** BRIEF **
All lines holding the string "美国长期共同基金中零费基金占比超半数" are to be shown.
++++++++
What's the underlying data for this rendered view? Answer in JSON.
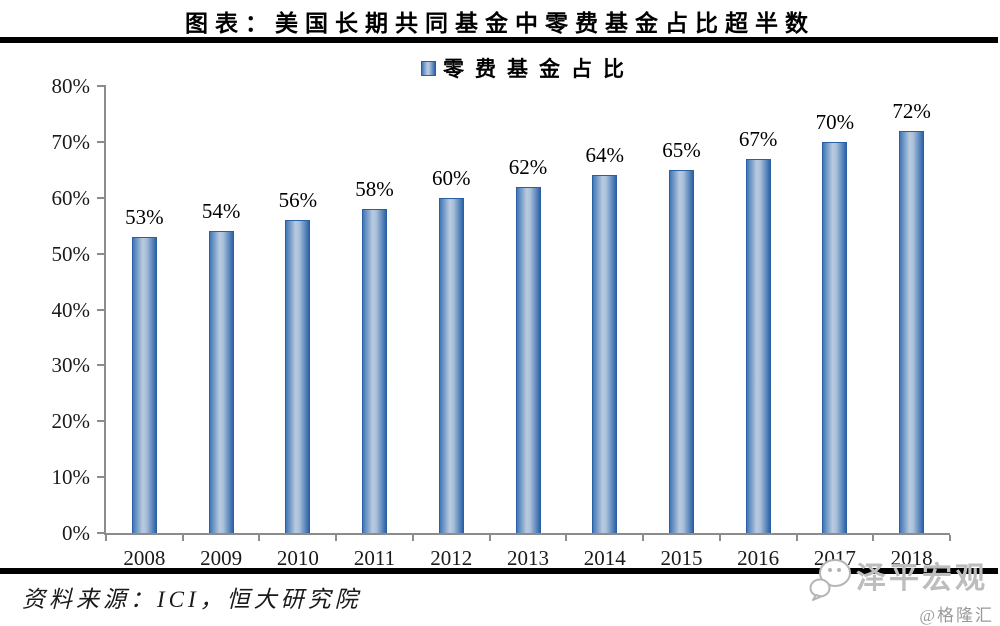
{
  "title": "图表：美国长期共同基金中零费基金占比超半数",
  "legend": {
    "label": "零费基金占比"
  },
  "chart_data": {
    "type": "bar",
    "title": "图表：美国长期共同基金中零费基金占比超半数",
    "series_name": "零费基金占比",
    "categories": [
      "2008",
      "2009",
      "2010",
      "2011",
      "2012",
      "2013",
      "2014",
      "2015",
      "2016",
      "2017",
      "2018"
    ],
    "values": [
      53,
      54,
      56,
      58,
      60,
      62,
      64,
      65,
      67,
      70,
      72
    ],
    "data_labels": [
      "53%",
      "54%",
      "56%",
      "58%",
      "60%",
      "62%",
      "64%",
      "65%",
      "67%",
      "70%",
      "72%"
    ],
    "xlabel": "",
    "ylabel": "",
    "ylim": [
      0,
      80
    ],
    "ytick_step": 10,
    "yticks": [
      "0%",
      "10%",
      "20%",
      "30%",
      "40%",
      "50%",
      "60%",
      "70%",
      "80%"
    ],
    "grid": false,
    "legend_position": "top"
  },
  "source": "资料来源：ICI，恒大研究院",
  "watermark": {
    "name": "泽平宏观",
    "handle": "@格隆汇",
    "icon": "wechat-icon"
  },
  "colors": {
    "bar_left": "#4277b6",
    "bar_mid": "#b9cbdf",
    "bar_mid2": "#a9c0da",
    "bar_right": "#2d64a9",
    "bar_edge": "#2b5fa4",
    "axis": "#8c8c8c",
    "rule": "#000000",
    "watermark_gray": "#bdbdbd",
    "credit_gray": "#999999"
  }
}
++++++++
** SOLUTION FOR THIS PROBLEM **
  "title": "图表：美国长期共同基金中零费基金占比超半数",
    "title": "图表：美国长期共同基金中零费基金占比超半数",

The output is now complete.